Copy out all lines that carry the word "title".
[Start Entries shown]
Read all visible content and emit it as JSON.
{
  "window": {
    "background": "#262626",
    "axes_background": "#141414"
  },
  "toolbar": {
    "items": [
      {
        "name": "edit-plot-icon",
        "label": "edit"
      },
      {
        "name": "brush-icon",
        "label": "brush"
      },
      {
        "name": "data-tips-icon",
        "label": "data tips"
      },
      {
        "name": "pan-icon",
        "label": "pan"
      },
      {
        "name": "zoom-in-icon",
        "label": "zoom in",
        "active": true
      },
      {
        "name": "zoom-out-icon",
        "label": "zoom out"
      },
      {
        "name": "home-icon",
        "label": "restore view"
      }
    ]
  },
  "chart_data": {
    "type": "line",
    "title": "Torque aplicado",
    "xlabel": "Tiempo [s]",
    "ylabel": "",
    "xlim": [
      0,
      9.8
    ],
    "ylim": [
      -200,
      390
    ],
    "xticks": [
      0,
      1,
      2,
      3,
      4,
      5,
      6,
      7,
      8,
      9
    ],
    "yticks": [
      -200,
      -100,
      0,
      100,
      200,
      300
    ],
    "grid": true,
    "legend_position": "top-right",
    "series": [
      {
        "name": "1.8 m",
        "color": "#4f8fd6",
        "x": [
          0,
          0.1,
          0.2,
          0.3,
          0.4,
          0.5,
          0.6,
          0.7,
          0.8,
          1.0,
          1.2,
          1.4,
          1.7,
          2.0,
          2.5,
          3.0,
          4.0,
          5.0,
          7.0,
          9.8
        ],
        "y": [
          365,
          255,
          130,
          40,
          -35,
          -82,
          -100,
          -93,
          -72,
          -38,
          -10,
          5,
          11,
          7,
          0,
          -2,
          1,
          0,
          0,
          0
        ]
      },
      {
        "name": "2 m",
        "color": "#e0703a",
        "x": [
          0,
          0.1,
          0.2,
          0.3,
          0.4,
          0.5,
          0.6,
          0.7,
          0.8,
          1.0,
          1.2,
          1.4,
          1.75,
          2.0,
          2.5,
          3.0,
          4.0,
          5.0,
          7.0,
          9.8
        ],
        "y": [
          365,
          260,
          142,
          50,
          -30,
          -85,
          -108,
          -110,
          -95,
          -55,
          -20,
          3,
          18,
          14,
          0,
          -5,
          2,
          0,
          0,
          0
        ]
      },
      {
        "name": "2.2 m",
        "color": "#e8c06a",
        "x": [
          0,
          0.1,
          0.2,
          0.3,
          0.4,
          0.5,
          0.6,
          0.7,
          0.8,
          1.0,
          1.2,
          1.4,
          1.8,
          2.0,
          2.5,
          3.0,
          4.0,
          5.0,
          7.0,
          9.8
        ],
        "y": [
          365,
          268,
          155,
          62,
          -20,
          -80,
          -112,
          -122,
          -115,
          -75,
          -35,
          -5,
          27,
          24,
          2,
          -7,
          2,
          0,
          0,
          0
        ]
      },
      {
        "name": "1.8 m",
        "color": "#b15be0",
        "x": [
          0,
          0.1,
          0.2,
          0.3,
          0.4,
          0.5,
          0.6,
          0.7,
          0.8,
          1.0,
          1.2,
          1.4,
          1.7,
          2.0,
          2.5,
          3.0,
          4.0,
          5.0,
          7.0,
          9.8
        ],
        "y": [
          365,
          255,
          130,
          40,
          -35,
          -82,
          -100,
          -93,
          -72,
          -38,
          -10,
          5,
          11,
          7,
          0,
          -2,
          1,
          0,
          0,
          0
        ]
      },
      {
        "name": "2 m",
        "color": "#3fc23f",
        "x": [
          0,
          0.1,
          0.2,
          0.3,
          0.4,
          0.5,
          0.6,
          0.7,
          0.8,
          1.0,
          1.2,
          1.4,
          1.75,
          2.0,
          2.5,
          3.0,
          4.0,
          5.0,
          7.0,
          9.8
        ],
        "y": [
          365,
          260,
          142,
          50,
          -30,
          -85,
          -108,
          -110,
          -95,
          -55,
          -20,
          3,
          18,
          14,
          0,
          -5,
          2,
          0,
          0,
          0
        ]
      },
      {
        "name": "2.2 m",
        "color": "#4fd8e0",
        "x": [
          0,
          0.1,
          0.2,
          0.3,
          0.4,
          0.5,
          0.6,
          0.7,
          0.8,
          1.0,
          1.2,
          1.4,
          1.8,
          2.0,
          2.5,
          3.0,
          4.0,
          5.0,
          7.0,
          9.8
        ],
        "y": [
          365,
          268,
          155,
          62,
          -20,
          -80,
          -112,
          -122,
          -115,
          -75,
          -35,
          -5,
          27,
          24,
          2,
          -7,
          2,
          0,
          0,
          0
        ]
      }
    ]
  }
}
[End Entries shown]
[Start Entries shown]
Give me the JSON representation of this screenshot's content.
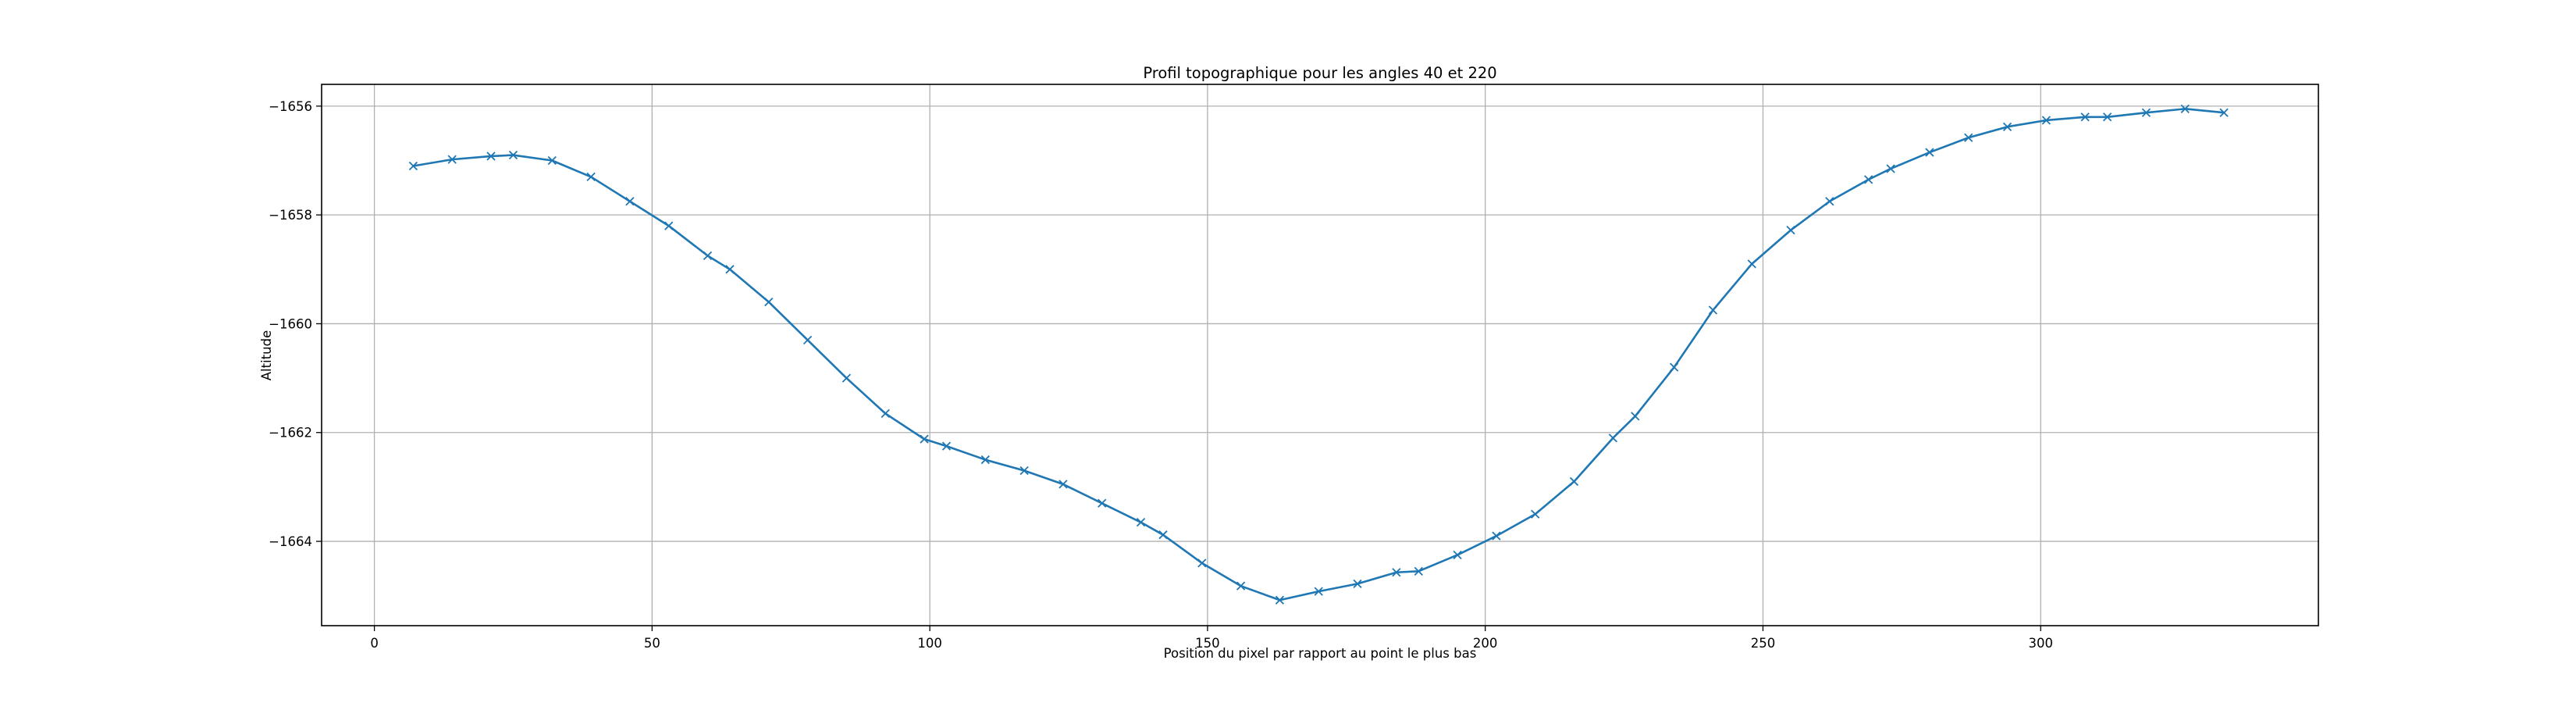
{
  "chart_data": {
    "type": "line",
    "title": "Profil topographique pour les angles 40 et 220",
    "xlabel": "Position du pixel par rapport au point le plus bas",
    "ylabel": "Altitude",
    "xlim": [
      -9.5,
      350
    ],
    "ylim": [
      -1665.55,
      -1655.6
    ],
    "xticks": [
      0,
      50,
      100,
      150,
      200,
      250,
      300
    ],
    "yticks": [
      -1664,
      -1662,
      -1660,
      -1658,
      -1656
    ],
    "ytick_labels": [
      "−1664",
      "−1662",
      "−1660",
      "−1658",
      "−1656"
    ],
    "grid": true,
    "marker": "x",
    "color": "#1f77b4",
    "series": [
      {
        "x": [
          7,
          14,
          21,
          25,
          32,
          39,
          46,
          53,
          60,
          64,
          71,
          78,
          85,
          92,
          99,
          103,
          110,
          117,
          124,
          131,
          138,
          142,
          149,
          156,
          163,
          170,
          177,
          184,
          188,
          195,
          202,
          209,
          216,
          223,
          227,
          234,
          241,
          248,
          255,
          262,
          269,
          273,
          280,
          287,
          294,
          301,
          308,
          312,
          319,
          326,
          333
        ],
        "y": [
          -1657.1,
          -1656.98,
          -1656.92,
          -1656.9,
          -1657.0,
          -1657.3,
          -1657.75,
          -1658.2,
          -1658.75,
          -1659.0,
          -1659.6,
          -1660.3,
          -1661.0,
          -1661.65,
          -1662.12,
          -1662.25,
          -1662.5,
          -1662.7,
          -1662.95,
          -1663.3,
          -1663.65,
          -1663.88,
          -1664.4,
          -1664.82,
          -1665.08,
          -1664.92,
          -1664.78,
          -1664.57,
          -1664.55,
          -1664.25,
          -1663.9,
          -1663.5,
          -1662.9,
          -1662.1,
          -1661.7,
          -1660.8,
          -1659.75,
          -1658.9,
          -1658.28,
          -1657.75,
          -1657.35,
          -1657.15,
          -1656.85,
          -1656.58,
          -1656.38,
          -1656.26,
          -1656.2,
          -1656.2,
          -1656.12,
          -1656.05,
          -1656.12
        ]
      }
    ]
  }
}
[End Entries shown]
Solution |
    "title": "Torque aplicado",
    "title": "Profil topographique pour les angles 40 et 220",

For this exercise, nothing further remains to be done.